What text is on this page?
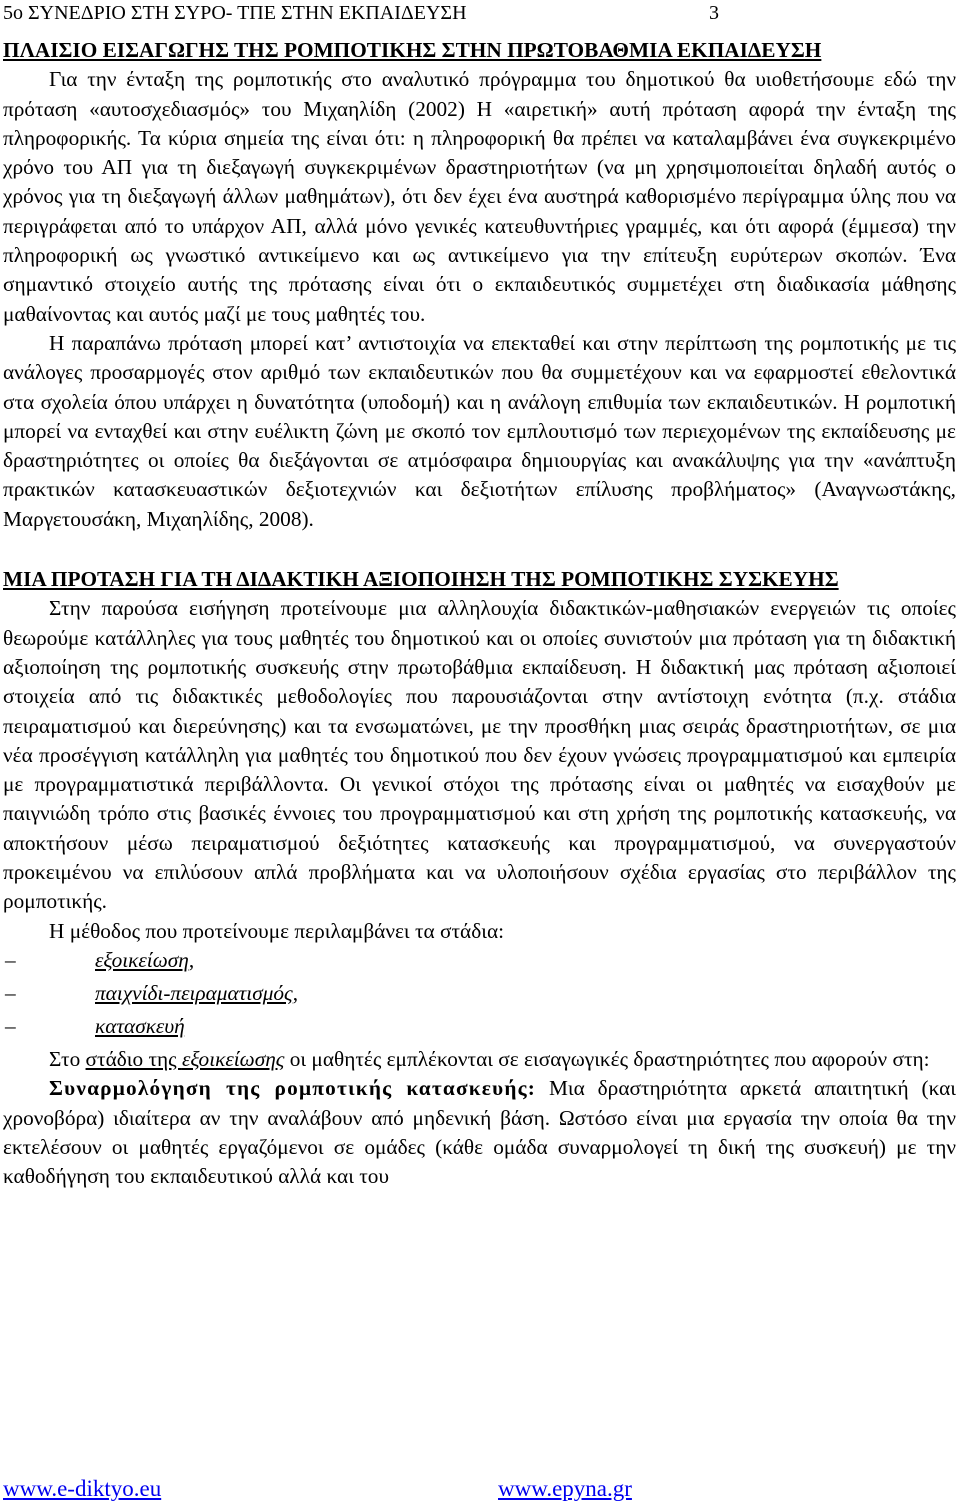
5o ΣΥΝΕΔΡΙΟ ΣΤΗ ΣΥΡΟ- ΤΠΕ ΣΤΗΝ ΕΚΠΑΙΔΕΥΣΗ	3
ΠΛΑΙΣΙΟ ΕΙΣΑΓΩΓΗΣ ΤΗΣ ΡΟΜΠΟΤΙΚΗΣ ΣΤΗΝ ΠΡΩΤΟΒΑΘΜΙΑ ΕΚΠΑΙΔΕΥΣΗ

Για την ένταξη της ρομποτικής στο αναλυτικό πρόγραμμα του δημοτικού θα υιοθετήσουμε εδώ την πρόταση «αυτοσχεδιασμός» του Μιχαηλίδη (2002) Η «αιρετική» αυτή πρόταση αφορά την ένταξη της πληροφορικής. Τα κύρια σημεία της είναι ότι: η πληροφορική θα πρέπει να καταλαμβάνει ένα συγκεκριμένο χρόνο του ΑΠ για τη διεξαγωγή συγκεκριμένων δραστηριοτήτων (να μη χρησιμοποιείται δηλαδή αυτός ο χρόνος για τη διεξαγωγή άλλων μαθημάτων), ότι δεν έχει ένα αυστηρά καθορισμένο περίγραμμα ύλης που να περιγράφεται από το υπάρχον ΑΠ, αλλά μόνο γενικές κατευθυντήριες γραμμές, και ότι αφορά (έμμεσα) την πληροφορική ως γνωστικό αντικείμενο και ως αντικείμενο για την επίτευξη ευρύτερων σκοπών. Ένα σημαντικό στοιχείο αυτής της πρότασης είναι ότι ο εκπαιδευτικός συμμετέχει στη διαδικασία μάθησης μαθαίνοντας και αυτός μαζί με τους μαθητές του.

Η παραπάνω πρόταση μπορεί κατ’ αντιστοιχία να επεκταθεί και στην περίπτωση της ρομποτικής με τις ανάλογες προσαρμογές στον αριθμό των εκπαιδευτικών που θα συμμετέχουν και να εφαρμοστεί εθελοντικά στα σχολεία όπου υπάρχει η δυνατότητα (υποδομή) και η ανάλογη επιθυμία των εκπαιδευτικών. Η ρομποτική μπορεί να ενταχθεί και στην ευέλικτη ζώνη με σκοπό τον εμπλουτισμό των περιεχομένων της εκπαίδευσης με δραστηριότητες οι οποίες θα διεξάγονται σε ατμόσφαιρα δημιουργίας και ανακάλυψης για την «ανάπτυξη πρακτικών κατασκευαστικών δεξιοτεχνιών και δεξιοτήτων επίλυσης προβλήματος» (Αναγνωστάκης, Μαργετουσάκη, Μιχαηλίδης, 2008).

ΜΙΑ ΠΡΟΤΑΣΗ ΓΙΑ ΤΗ ΔΙΔΑΚΤΙΚΗ ΑΞΙΟΠΟΙΗΣΗ ΤΗΣ ΡΟΜΠΟΤΙΚΗΣ ΣΥΣΚΕΥΗΣ

Στην παρούσα εισήγηση προτείνουμε μια αλληλουχία διδακτικών-μαθησιακών ενεργειών τις οποίες θεωρούμε κατάλληλες για τους μαθητές του δημοτικού και οι οποίες συνιστούν μια πρόταση για τη διδακτική αξιοποίηση της ρομποτικής συσκευής στην πρωτοβάθμια εκπαίδευση. Η διδακτική μας πρόταση αξιοποιεί στοιχεία από τις διδακτικές μεθοδολογίες που παρουσιάζονται στην αντίστοιχη ενότητα (π.χ. στάδια πειραματισμού και διερεύνησης) και τα ενσωματώνει, με την προσθήκη μιας σειράς δραστηριοτήτων, σε μια νέα προσέγγιση κατάλληλη για μαθητές του δημοτικού που δεν έχουν γνώσεις προγραμματισμού και εμπειρία με προγραμματιστικά περιβάλλοντα. Οι γενικοί στόχοι της πρότασης είναι οι μαθητές να εισαχθούν με παιγνιώδη τρόπο στις βασικές έννοιες του προγραμματισμού και στη χρήση της ρομποτικής κατασκευής, να αποκτήσουν μέσω πειραματισμού δεξιότητες κατασκευής και προγραμματισμού, να συνεργαστούν προκειμένου να επιλύσουν απλά προβλήματα και να υλοποιήσουν σχέδια εργασίας στο περιβάλλον της ρομποτικής.

Η μέθοδος που προτείνουμε περιλαμβάνει τα στάδια:

–	εξοικείωση,
–	παιχνίδι-πειραματισμός,
–	κατασκευή

Στο στάδιο της εξοικείωσης οι μαθητές εμπλέκονται σε εισαγωγικές δραστηριότητες που αφορούν στη:

Συναρμολόγηση της ρομποτικής κατασκευής: Μια δραστηριότητα αρκετά απαιτητική (και χρονοβόρα) ιδιαίτερα αν την αναλάβουν από μηδενική βάση. Ωστόσο είναι μια εργασία την οποία θα την εκτελέσουν οι μαθητές εργαζόμενοι σε ομάδες (κάθε ομάδα συναρμολογεί τη δική της συσκευή) με την καθοδήγηση του εκπαιδευτικού αλλά και του

www.e-diktyo.eu	www.epyna.gr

--

In the entries above, identify every line with the word "ΕΚΠΑΙΔΕΥΣΗ". Copy those lines.

▶ _COMPLETED TASK_
5o ΣΥΝΕΔΡΙΟ ΣΤΗ ΣΥΡΟ- ΤΠΕ ΣΤΗΝ ΕΚΠΑΙΔΕΥΣΗ	3
ΠΛΑΙΣΙΟ ΕΙΣΑΓΩΓΗΣ ΤΗΣ ΡΟΜΠΟΤΙΚΗΣ ΣΤΗΝ ΠΡΩΤΟΒΑΘΜΙΑ ΕΚΠΑΙΔΕΥΣΗ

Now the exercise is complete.